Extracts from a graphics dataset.
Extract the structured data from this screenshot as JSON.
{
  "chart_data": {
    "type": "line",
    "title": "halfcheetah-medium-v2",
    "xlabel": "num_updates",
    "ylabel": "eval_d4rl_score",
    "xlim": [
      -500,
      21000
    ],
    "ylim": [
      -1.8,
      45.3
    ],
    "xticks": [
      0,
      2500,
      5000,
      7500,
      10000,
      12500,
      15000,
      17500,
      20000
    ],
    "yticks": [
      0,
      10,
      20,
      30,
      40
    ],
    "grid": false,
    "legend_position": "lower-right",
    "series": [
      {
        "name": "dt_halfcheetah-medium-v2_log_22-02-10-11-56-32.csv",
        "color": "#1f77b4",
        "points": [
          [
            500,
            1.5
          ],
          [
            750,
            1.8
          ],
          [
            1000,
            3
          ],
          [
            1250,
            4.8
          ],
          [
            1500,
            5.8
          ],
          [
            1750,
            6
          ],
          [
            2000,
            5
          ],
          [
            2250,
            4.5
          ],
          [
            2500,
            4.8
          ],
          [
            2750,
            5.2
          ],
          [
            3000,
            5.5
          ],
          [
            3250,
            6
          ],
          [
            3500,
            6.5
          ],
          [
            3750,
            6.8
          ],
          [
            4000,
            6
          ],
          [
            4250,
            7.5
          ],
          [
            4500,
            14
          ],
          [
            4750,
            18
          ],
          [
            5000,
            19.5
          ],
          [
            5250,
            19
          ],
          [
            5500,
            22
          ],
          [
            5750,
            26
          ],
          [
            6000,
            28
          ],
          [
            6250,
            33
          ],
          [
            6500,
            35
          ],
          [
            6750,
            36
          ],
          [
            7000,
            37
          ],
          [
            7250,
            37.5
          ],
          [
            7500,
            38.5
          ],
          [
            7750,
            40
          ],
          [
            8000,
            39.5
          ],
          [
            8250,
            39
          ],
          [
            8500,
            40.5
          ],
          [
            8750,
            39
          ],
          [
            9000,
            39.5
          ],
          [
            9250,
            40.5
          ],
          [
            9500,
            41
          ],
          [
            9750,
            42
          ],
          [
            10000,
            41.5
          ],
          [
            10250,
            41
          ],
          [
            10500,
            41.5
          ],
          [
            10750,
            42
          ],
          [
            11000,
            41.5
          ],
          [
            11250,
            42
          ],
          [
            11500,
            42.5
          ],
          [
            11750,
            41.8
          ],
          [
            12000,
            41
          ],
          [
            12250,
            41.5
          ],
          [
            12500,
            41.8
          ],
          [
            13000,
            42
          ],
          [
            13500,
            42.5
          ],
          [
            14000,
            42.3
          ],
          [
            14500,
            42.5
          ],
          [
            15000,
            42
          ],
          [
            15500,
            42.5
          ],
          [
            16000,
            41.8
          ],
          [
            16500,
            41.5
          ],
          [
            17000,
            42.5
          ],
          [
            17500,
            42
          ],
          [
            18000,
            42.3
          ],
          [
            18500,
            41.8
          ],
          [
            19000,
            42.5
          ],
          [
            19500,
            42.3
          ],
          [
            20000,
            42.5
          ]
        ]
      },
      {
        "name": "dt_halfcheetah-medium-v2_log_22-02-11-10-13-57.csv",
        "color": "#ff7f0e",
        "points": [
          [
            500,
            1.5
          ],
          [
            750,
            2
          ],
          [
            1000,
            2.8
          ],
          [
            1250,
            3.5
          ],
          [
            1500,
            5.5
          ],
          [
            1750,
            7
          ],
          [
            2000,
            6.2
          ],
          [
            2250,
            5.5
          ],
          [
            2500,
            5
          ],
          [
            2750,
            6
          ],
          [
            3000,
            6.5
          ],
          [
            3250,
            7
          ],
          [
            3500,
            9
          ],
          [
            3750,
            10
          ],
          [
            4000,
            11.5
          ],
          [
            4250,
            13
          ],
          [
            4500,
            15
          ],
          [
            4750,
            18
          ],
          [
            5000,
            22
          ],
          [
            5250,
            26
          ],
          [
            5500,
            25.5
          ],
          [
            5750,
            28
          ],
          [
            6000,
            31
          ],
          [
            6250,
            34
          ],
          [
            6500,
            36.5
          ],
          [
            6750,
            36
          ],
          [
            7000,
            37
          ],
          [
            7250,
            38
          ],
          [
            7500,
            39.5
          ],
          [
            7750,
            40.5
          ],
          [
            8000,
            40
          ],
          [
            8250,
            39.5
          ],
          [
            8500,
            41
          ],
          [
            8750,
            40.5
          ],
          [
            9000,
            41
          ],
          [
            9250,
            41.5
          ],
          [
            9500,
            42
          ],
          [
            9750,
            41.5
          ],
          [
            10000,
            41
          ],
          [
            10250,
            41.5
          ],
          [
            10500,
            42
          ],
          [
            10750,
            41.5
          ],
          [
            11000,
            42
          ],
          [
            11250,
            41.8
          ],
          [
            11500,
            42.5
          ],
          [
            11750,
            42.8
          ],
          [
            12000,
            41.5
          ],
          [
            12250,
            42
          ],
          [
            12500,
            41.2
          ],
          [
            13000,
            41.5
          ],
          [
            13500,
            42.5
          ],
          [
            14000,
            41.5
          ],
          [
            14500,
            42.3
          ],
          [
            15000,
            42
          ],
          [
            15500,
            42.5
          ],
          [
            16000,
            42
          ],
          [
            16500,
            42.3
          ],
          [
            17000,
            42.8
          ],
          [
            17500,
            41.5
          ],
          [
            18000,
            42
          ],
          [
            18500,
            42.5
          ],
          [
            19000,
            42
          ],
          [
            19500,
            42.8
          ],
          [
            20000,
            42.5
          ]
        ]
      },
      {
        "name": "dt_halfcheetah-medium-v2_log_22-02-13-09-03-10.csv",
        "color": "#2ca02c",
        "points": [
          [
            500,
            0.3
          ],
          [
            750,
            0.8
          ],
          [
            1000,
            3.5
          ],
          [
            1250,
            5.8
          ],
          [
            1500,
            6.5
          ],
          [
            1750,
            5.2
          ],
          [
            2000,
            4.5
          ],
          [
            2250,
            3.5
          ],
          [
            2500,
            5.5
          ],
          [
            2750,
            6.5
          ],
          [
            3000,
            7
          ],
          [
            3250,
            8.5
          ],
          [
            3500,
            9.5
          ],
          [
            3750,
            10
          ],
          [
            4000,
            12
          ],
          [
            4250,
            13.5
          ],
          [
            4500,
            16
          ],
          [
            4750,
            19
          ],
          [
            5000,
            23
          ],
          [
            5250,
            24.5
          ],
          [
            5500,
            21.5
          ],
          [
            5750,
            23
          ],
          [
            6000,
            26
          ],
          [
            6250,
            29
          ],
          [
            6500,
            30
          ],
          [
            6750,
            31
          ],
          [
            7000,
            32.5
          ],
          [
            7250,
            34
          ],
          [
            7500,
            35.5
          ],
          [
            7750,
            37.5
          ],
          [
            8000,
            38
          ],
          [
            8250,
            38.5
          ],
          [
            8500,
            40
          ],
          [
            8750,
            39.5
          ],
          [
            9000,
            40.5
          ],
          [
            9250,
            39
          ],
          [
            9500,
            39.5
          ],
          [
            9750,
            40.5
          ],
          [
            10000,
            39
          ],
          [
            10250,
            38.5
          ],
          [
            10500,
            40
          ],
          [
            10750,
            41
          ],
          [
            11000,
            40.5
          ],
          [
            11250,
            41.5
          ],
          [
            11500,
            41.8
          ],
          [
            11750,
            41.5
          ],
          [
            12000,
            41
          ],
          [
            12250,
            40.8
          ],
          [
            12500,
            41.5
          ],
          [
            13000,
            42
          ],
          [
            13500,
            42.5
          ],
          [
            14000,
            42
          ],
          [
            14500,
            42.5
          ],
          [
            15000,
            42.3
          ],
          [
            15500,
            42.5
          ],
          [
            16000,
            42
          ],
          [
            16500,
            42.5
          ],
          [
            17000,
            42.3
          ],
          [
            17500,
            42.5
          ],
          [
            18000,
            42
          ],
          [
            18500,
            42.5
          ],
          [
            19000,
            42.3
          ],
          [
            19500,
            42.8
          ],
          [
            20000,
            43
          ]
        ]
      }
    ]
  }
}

INSTRUCTION.
Search the listing for the word "name". Copy every line in which it occurs.

RESULT.
        "name": "dt_halfcheetah-medium-v2_log_22-02-10-11-56-32.csv",
        "name": "dt_halfcheetah-medium-v2_log_22-02-11-10-13-57.csv",
        "name": "dt_halfcheetah-medium-v2_log_22-02-13-09-03-10.csv",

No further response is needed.